:: Problem set ::
1. Answer these about the MySQL post, one line each:
(a) Which database system does the asker need the solution to work in?
(b) What two columns does the transaction table hold?
(c) In the existing statement, which personid value is filtered on?
2. From the MySQL post, return everything from "I ask this question" down to "may help others.", copied word for word.

12

EDIT: I'm using MySQL, I found another post with the same question, but it's in Postgres; I require MySQL.

Get most common value for each value of another column in SQL

I ask this question after extensive searching of this site and others but have not found a result that works as I intend it to.

I have a table of people (recordid, personid, transactionid) and a transaction table (transactionid, rating). I require a single SQL statement that can return the most common rating each person has.

I currently have this SQL statement that returns the most common rating for a specified person id. It works and perhaps it may help others.

SELECT transactionTable.rating as MostCommonRating 
FROM personTable, transactionTable 
WHERE personTable.transactionid = transactionTable.transactionid 
AND personTable.personid = 1
GROUP BY transactionTable.rating 
ORDER BY COUNT(transactionTable.rating) desc 
LIMIT 1

However I require a statement that does what the above statement does for each personid in personTable.

:: Records provided ::
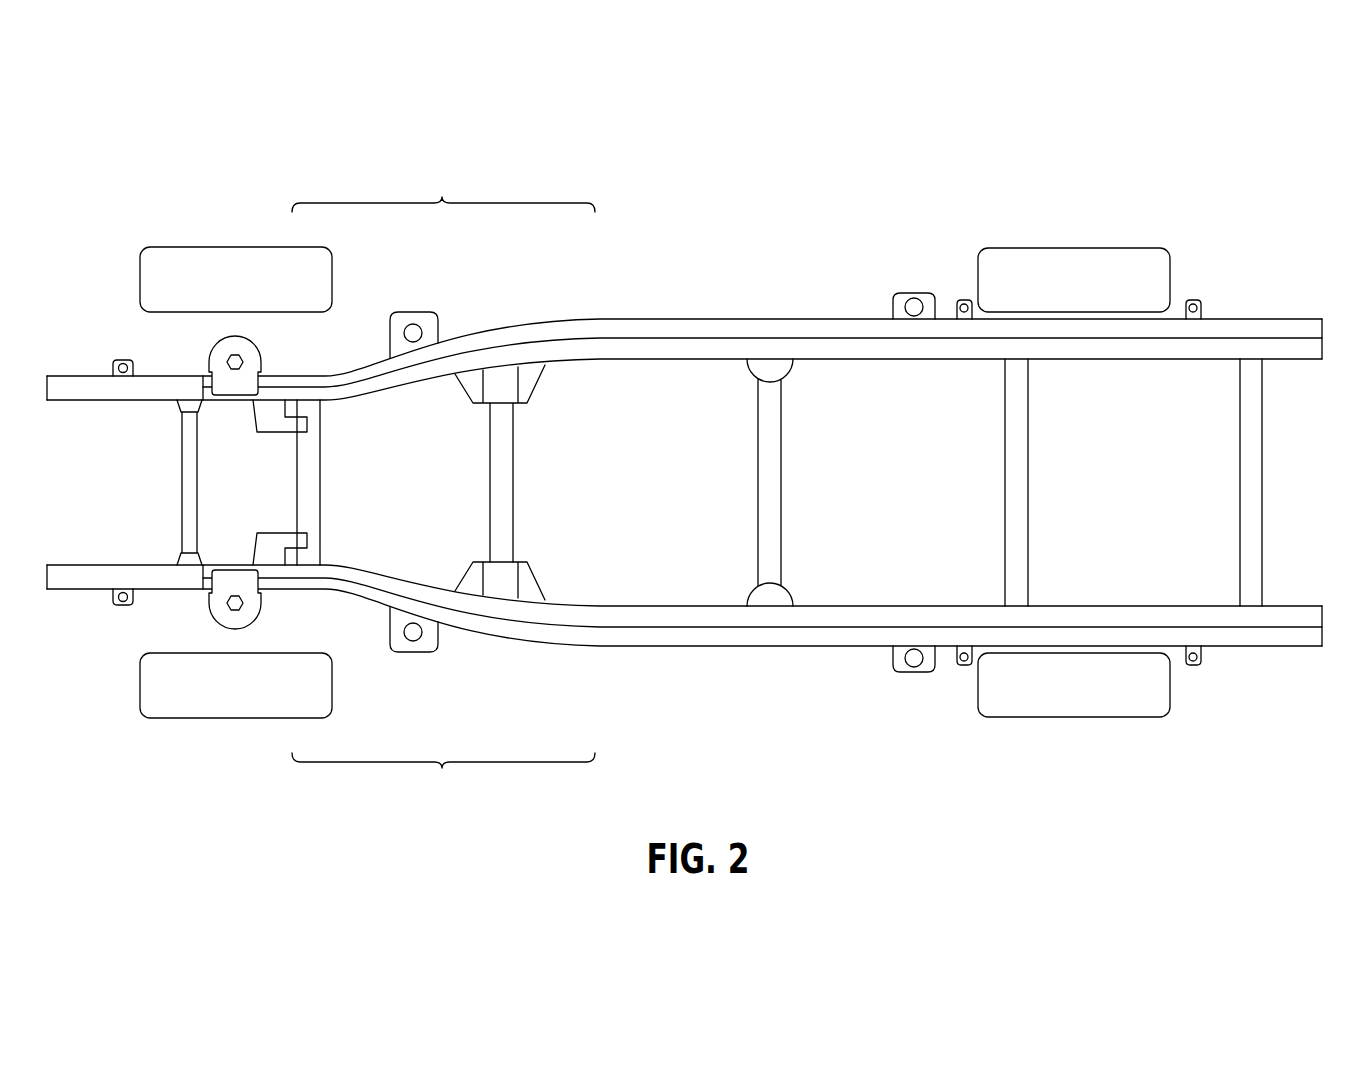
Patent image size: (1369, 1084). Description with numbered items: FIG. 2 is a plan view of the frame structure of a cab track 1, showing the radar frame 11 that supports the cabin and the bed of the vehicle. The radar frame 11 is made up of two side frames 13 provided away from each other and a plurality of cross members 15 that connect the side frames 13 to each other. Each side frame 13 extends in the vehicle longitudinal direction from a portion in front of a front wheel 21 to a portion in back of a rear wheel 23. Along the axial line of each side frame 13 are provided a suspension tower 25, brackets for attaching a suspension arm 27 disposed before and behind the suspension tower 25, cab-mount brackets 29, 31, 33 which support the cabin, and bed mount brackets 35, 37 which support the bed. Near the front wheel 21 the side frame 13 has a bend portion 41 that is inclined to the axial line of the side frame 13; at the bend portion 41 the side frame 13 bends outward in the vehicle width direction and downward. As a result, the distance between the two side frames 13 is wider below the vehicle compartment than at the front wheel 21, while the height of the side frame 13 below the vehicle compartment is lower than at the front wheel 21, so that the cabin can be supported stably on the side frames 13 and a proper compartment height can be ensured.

The cab track 1 is at (807, 218).
The radar frame 11 is at (745, 297).
The side frame 13 is at (650, 319).
The cross member 15 is at (518, 480).
The front wheel 21 is at (243, 258).
The rear wheel 23 is at (1080, 248).
The suspension tower 25 is at (213, 347).
The bracket for attaching a suspension arm 27 is at (188, 408).
The cab-mount bracket 29 is at (121, 360).
The cab-mount bracket 31 is at (440, 322).
The cab-mount bracket 33 is at (913, 293).
The bed mount bracket 35 is at (963, 300).
The bed mount bracket 37 is at (1193, 300).
The bend portion 41 is at (443, 486).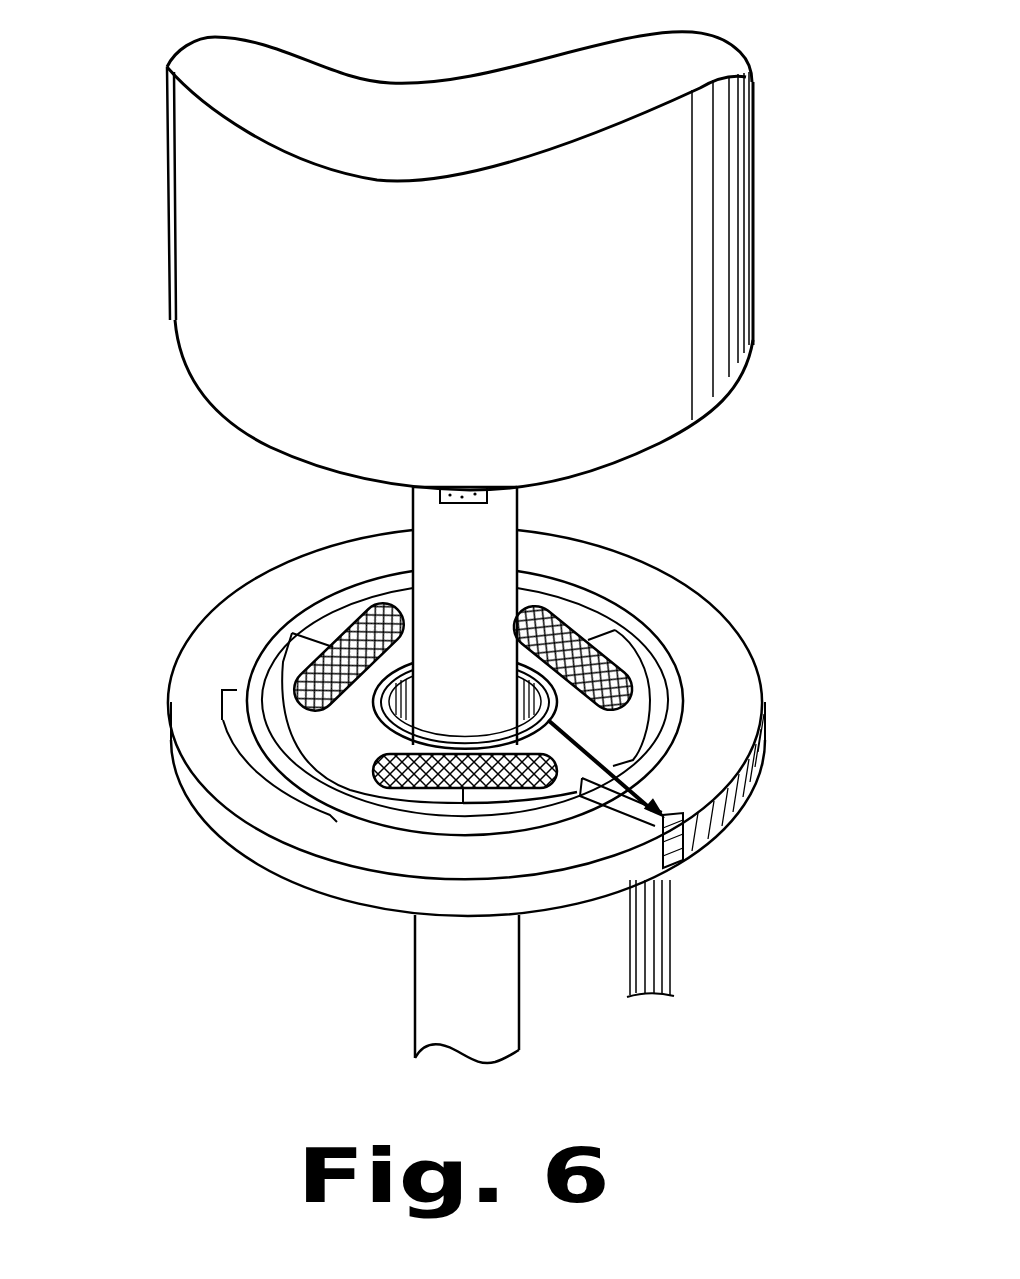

:: Exercise solutions ::
1.
(a) MySQL
(b) transactionid and rating
(c) 1

2.
I ask this question after extensive searching of this site and others but have not found a result that works as I intend it to.

I have a table of people (recordid, personid, transactionid) and a transaction table (transactionid, rating). I require a single SQL statement that can return the most common rating each person has.

I currently have this SQL statement that returns the most common rating for a specified person id. It works and perhaps it may help others.